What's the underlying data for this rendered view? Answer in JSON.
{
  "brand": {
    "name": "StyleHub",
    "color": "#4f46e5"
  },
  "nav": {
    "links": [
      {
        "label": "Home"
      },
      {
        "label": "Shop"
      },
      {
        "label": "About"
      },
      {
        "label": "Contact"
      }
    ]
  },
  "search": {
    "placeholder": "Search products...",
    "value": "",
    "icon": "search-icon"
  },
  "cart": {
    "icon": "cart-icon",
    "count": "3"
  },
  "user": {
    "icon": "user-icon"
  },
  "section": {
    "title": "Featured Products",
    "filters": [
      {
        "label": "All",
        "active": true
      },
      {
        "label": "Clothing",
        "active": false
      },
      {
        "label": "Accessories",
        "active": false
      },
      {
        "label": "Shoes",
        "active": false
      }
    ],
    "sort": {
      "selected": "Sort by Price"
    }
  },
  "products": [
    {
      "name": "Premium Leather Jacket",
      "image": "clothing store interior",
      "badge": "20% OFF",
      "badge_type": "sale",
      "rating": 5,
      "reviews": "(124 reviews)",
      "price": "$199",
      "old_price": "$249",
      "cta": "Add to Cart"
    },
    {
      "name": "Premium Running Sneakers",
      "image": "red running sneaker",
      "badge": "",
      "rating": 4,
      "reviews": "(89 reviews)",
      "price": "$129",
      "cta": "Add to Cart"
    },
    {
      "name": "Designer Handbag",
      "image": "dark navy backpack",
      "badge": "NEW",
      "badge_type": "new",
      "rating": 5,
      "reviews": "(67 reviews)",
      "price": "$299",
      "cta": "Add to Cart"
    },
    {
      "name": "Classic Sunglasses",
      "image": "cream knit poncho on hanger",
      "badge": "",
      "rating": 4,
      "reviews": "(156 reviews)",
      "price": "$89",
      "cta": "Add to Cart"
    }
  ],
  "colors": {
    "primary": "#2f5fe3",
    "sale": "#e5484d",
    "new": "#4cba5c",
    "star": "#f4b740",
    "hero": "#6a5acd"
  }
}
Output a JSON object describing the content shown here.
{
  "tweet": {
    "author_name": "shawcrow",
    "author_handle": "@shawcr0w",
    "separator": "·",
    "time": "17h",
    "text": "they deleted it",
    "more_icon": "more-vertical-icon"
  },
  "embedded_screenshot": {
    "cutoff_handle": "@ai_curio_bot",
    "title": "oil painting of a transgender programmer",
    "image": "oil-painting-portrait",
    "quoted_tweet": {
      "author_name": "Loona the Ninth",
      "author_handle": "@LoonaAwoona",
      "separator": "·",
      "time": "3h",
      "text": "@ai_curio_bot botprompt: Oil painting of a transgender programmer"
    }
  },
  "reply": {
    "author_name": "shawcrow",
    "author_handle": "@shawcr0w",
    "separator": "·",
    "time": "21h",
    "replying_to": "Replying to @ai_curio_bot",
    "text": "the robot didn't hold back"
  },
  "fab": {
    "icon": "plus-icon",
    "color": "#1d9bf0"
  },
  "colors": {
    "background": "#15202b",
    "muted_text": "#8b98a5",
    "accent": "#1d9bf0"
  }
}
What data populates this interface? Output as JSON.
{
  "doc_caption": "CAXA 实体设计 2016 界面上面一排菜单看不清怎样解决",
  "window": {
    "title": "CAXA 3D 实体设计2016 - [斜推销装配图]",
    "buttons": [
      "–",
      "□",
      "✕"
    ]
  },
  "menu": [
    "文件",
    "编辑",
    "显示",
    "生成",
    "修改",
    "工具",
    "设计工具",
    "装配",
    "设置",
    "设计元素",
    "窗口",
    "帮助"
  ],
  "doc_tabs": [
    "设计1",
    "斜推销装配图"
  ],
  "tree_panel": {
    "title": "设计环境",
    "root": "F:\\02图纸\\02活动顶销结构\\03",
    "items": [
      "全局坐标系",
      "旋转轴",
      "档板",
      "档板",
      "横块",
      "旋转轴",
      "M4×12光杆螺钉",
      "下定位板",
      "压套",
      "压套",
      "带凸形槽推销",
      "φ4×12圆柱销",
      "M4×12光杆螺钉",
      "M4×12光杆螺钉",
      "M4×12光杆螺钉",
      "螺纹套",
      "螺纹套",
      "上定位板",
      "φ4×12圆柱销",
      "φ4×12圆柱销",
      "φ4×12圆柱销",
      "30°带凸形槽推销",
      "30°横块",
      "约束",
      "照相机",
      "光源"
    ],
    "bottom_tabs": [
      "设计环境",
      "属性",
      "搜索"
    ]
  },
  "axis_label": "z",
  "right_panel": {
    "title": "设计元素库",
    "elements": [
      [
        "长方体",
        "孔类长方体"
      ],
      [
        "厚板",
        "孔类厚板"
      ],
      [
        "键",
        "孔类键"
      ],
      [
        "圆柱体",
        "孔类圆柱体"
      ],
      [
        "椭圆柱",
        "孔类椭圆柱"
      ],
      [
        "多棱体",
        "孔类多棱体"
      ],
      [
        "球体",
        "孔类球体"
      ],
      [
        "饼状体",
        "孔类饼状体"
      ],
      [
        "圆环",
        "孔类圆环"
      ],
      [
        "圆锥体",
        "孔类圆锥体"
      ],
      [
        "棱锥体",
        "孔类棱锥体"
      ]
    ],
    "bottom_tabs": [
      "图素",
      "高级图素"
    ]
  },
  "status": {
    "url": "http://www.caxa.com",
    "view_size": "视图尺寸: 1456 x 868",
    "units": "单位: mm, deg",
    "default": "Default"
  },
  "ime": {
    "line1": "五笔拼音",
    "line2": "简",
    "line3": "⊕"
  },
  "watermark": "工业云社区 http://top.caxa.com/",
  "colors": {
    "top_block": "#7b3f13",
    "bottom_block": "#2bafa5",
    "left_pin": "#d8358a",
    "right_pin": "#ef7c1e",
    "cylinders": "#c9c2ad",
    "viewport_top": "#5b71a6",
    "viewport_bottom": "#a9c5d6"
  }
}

Problem description:
Please set down the whole listing above without altering a single line.

Worked answer:
What's the underlying data for this rendered view? Answer in JSON.
{
  "brand": {
    "name": "StyleHub",
    "color": "#4f46e5"
  },
  "nav": {
    "links": [
      {
        "label": "Home"
      },
      {
        "label": "Shop"
      },
      {
        "label": "About"
      },
      {
        "label": "Contact"
      }
    ]
  },
  "search": {
    "placeholder": "Search products...",
    "value": "",
    "icon": "search-icon"
  },
  "cart": {
    "icon": "cart-icon",
    "count": "3"
  },
  "user": {
    "icon": "user-icon"
  },
  "section": {
    "title": "Featured Products",
    "filters": [
      {
        "label": "All",
        "active": true
      },
      {
        "label": "Clothing",
        "active": false
      },
      {
        "label": "Accessories",
        "active": false
      },
      {
        "label": "Shoes",
        "active": false
      }
    ],
    "sort": {
      "selected": "Sort by Price"
    }
  },
  "products": [
    {
      "name": "Premium Leather Jacket",
      "image": "clothing store interior",
      "badge": "20% OFF",
      "badge_type": "sale",
      "rating": 5,
      "reviews": "(124 reviews)",
      "price": "$199",
      "old_price": "$249",
      "cta": "Add to Cart"
    },
    {
      "name": "Premium Running Sneakers",
      "image": "red running sneaker",
      "badge": "",
      "rating": 4,
      "reviews": "(89 reviews)",
      "price": "$129",
      "cta": "Add to Cart"
    },
    {
      "name": "Designer Handbag",
      "image": "dark navy backpack",
      "badge": "NEW",
      "badge_type": "new",
      "rating": 5,
      "reviews": "(67 reviews)",
      "price": "$299",
      "cta": "Add to Cart"
    },
    {
      "name": "Classic Sunglasses",
      "image": "cream knit poncho on hanger",
      "badge": "",
      "rating": 4,
      "reviews": "(156 reviews)",
      "price": "$89",
      "cta": "Add to Cart"
    }
  ],
  "colors": {
    "primary": "#2f5fe3",
    "sale": "#e5484d",
    "new": "#4cba5c",
    "star": "#f4b740",
    "hero": "#6a5acd"
  }
}
Output a JSON object describing the content shown here.
{
  "tweet": {
    "author_name": "shawcrow",
    "author_handle": "@shawcr0w",
    "separator": "·",
    "time": "17h",
    "text": "they deleted it",
    "more_icon": "more-vertical-icon"
  },
  "embedded_screenshot": {
    "cutoff_handle": "@ai_curio_bot",
    "title": "oil painting of a transgender programmer",
    "image": "oil-painting-portrait",
    "quoted_tweet": {
      "author_name": "Loona the Ninth",
      "author_handle": "@LoonaAwoona",
      "separator": "·",
      "time": "3h",
      "text": "@ai_curio_bot botprompt: Oil painting of a transgender programmer"
    }
  },
  "reply": {
    "author_name": "shawcrow",
    "author_handle": "@shawcr0w",
    "separator": "·",
    "time": "21h",
    "replying_to": "Replying to @ai_curio_bot",
    "text": "the robot didn't hold back"
  },
  "fab": {
    "icon": "plus-icon",
    "color": "#1d9bf0"
  },
  "colors": {
    "background": "#15202b",
    "muted_text": "#8b98a5",
    "accent": "#1d9bf0"
  }
}
What data populates this interface? Output as JSON.
{
  "doc_caption": "CAXA 实体设计 2016 界面上面一排菜单看不清怎样解决",
  "window": {
    "title": "CAXA 3D 实体设计2016 - [斜推销装配图]",
    "buttons": [
      "–",
      "□",
      "✕"
    ]
  },
  "menu": [
    "文件",
    "编辑",
    "显示",
    "生成",
    "修改",
    "工具",
    "设计工具",
    "装配",
    "设置",
    "设计元素",
    "窗口",
    "帮助"
  ],
  "doc_tabs": [
    "设计1",
    "斜推销装配图"
  ],
  "tree_panel": {
    "title": "设计环境",
    "root": "F:\\02图纸\\02活动顶销结构\\03",
    "items": [
      "全局坐标系",
      "旋转轴",
      "档板",
      "档板",
      "横块",
      "旋转轴",
      "M4×12光杆螺钉",
      "下定位板",
      "压套",
      "压套",
      "带凸形槽推销",
      "φ4×12圆柱销",
      "M4×12光杆螺钉",
      "M4×12光杆螺钉",
      "M4×12光杆螺钉",
      "螺纹套",
      "螺纹套",
      "上定位板",
      "φ4×12圆柱销",
      "φ4×12圆柱销",
      "φ4×12圆柱销",
      "30°带凸形槽推销",
      "30°横块",
      "约束",
      "照相机",
      "光源"
    ],
    "bottom_tabs": [
      "设计环境",
      "属性",
      "搜索"
    ]
  },
  "axis_label": "z",
  "right_panel": {
    "title": "设计元素库",
    "elements": [
      [
        "长方体",
        "孔类长方体"
      ],
      [
        "厚板",
        "孔类厚板"
      ],
      [
        "键",
        "孔类键"
      ],
      [
        "圆柱体",
        "孔类圆柱体"
      ],
      [
        "椭圆柱",
        "孔类椭圆柱"
      ],
      [
        "多棱体",
        "孔类多棱体"
      ],
      [
        "球体",
        "孔类球体"
      ],
      [
        "饼状体",
        "孔类饼状体"
      ],
      [
        "圆环",
        "孔类圆环"
      ],
      [
        "圆锥体",
        "孔类圆锥体"
      ],
      [
        "棱锥体",
        "孔类棱锥体"
      ]
    ],
    "bottom_tabs": [
      "图素",
      "高级图素"
    ]
  },
  "status": {
    "url": "http://www.caxa.com",
    "view_size": "视图尺寸: 1456 x 868",
    "units": "单位: mm, deg",
    "default": "Default"
  },
  "ime": {
    "line1": "五笔拼音",
    "line2": "简",
    "line3": "⊕"
  },
  "watermark": "工业云社区 http://top.caxa.com/",
  "colors": {
    "top_block": "#7b3f13",
    "bottom_block": "#2bafa5",
    "left_pin": "#d8358a",
    "right_pin": "#ef7c1e",
    "cylinders": "#c9c2ad",
    "viewport_top": "#5b71a6",
    "viewport_bottom": "#a9c5d6"
  }
}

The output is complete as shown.